SHORT EXERCISE:
Your task is to give the data again, exactly, with every line intact.
━━ DATASET ENTRIES
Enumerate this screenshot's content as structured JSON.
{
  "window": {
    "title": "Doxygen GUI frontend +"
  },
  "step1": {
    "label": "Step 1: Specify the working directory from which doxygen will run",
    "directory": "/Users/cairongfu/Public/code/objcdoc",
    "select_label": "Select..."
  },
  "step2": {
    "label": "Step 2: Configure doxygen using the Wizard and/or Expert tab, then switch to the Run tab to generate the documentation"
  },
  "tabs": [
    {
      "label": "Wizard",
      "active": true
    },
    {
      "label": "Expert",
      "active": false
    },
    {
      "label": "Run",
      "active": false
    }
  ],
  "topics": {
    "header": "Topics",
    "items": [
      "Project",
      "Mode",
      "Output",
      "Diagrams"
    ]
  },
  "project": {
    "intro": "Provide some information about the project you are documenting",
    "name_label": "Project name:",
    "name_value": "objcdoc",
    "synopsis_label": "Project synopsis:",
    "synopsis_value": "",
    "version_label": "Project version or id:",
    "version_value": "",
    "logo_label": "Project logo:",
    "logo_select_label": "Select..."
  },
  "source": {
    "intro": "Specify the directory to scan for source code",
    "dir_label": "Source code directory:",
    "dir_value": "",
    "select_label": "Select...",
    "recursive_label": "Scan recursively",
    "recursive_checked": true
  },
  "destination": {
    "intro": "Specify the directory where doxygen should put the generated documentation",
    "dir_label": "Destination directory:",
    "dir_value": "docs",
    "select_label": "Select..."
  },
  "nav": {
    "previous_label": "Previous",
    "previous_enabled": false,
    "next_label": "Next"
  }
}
━━━━
TASK ANSWER:
Enumerate this screenshot's content as structured JSON.
{
  "window": {
    "title": "Doxygen GUI frontend +"
  },
  "step1": {
    "label": "Step 1: Specify the working directory from which doxygen will run",
    "directory": "/Users/cairongfu/Public/code/objcdoc",
    "select_label": "Select..."
  },
  "step2": {
    "label": "Step 2: Configure doxygen using the Wizard and/or Expert tab, then switch to the Run tab to generate the documentation"
  },
  "tabs": [
    {
      "label": "Wizard",
      "active": true
    },
    {
      "label": "Expert",
      "active": false
    },
    {
      "label": "Run",
      "active": false
    }
  ],
  "topics": {
    "header": "Topics",
    "items": [
      "Project",
      "Mode",
      "Output",
      "Diagrams"
    ]
  },
  "project": {
    "intro": "Provide some information about the project you are documenting",
    "name_label": "Project name:",
    "name_value": "objcdoc",
    "synopsis_label": "Project synopsis:",
    "synopsis_value": "",
    "version_label": "Project version or id:",
    "version_value": "",
    "logo_label": "Project logo:",
    "logo_select_label": "Select..."
  },
  "source": {
    "intro": "Specify the directory to scan for source code",
    "dir_label": "Source code directory:",
    "dir_value": "",
    "select_label": "Select...",
    "recursive_label": "Scan recursively",
    "recursive_checked": true
  },
  "destination": {
    "intro": "Specify the directory where doxygen should put the generated documentation",
    "dir_label": "Destination directory:",
    "dir_value": "docs",
    "select_label": "Select..."
  },
  "nav": {
    "previous_label": "Previous",
    "previous_enabled": false,
    "next_label": "Next"
  }
}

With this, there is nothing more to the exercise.